WRITTEN REQUEST:
Tally the lines containing the word "SZOCIÁLIS" and give the total alone.

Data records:
■ ■ ■ ■ ■

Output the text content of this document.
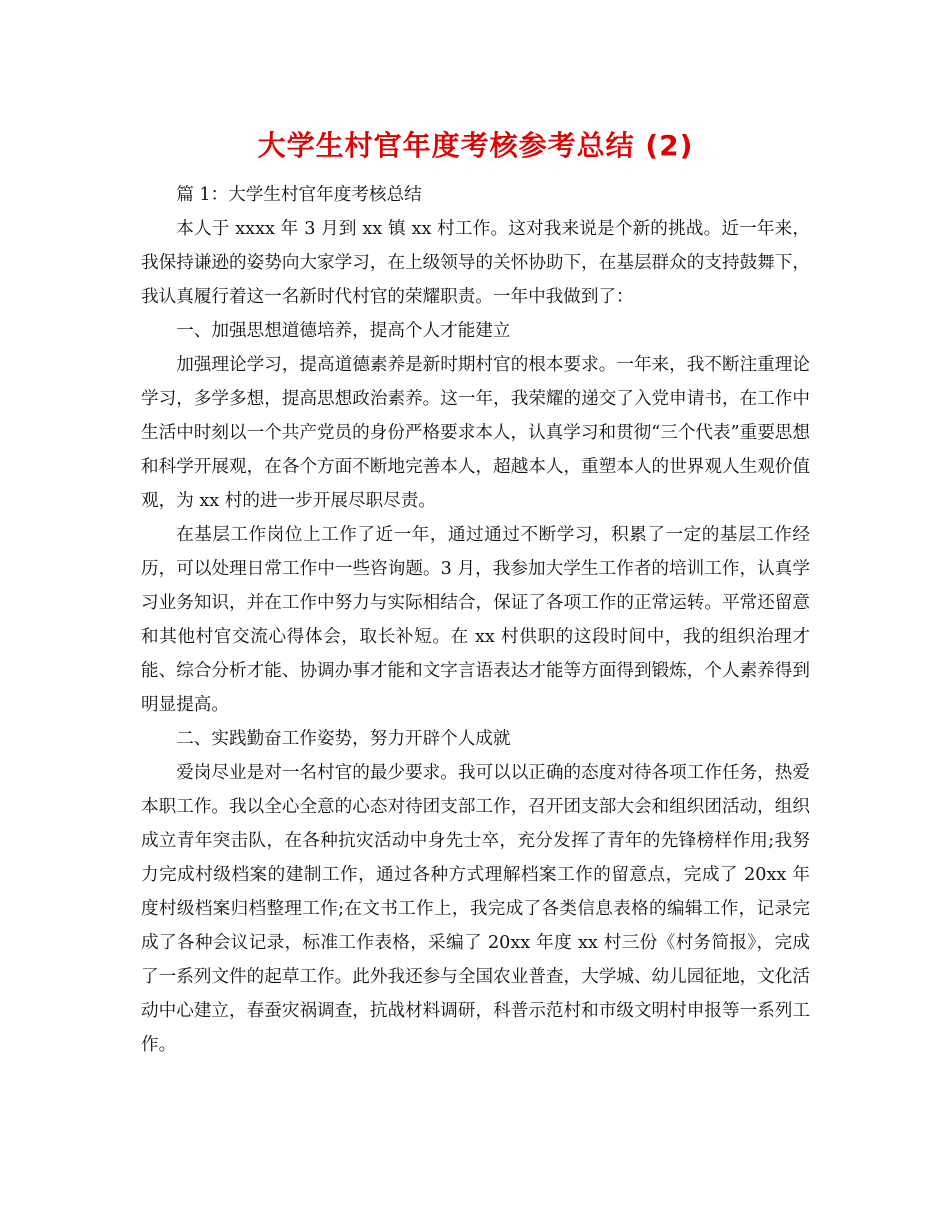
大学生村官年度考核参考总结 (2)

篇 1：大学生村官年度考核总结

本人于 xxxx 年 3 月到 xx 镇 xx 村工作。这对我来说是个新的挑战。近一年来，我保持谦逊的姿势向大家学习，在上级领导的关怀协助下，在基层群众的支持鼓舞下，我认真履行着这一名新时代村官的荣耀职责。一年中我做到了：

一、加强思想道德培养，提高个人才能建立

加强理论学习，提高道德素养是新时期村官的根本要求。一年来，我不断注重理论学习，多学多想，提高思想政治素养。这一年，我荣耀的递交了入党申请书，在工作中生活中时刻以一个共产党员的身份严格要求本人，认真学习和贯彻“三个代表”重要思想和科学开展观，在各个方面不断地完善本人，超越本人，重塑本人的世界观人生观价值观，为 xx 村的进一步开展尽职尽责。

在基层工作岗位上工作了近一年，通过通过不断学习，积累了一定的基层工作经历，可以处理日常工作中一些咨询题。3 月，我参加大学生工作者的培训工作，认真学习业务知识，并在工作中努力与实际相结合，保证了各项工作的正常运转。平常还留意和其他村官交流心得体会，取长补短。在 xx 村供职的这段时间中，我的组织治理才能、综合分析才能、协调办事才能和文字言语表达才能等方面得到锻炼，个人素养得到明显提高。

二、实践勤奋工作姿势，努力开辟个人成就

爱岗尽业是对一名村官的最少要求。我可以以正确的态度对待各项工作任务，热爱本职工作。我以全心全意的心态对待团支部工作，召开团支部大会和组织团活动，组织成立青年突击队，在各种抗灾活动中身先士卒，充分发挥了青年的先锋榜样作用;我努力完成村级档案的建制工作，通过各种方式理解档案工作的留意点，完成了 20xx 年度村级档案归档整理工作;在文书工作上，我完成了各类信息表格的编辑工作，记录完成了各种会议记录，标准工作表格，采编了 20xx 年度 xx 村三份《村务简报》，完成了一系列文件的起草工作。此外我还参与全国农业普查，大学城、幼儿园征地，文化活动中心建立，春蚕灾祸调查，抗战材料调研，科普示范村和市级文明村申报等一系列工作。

■ ■ ■ ■ ■

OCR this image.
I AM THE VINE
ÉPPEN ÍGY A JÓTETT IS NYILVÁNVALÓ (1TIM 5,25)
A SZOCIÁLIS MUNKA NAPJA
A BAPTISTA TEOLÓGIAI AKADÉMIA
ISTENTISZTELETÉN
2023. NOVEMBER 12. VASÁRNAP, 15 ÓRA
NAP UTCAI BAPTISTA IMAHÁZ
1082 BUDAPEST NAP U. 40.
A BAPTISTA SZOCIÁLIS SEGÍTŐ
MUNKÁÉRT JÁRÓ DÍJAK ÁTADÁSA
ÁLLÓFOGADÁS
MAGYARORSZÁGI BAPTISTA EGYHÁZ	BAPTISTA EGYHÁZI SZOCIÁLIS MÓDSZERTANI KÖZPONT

■ ■ ■ ■ ■

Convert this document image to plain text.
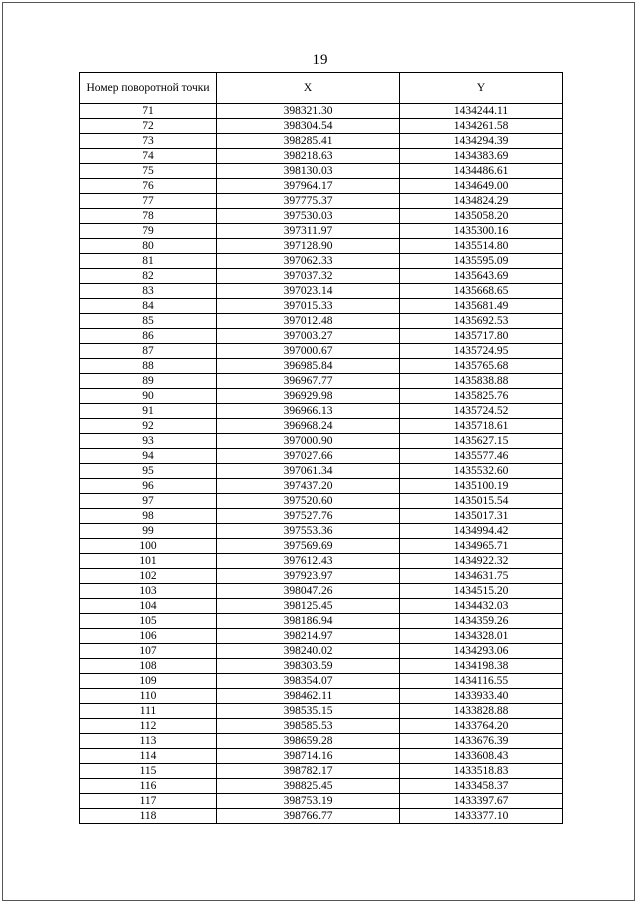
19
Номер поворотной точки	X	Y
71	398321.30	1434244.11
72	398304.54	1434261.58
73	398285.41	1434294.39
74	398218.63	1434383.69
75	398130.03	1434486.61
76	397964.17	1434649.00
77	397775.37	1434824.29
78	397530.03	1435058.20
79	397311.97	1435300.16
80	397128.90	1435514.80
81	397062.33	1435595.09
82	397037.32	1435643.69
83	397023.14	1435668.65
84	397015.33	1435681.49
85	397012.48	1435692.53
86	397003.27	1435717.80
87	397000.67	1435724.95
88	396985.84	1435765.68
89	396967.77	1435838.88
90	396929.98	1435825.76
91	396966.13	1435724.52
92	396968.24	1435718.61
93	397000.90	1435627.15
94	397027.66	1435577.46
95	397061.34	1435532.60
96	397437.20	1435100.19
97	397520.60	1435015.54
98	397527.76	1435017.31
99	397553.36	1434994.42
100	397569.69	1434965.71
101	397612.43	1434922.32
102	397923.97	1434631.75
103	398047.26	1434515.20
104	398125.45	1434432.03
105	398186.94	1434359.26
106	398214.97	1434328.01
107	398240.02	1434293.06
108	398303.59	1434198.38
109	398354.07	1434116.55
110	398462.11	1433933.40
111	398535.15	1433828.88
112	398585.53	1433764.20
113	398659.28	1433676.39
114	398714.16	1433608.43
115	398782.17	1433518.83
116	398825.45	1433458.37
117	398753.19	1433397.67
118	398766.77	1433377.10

■ ■ ■ ■ ■

TASK ANSWER:
3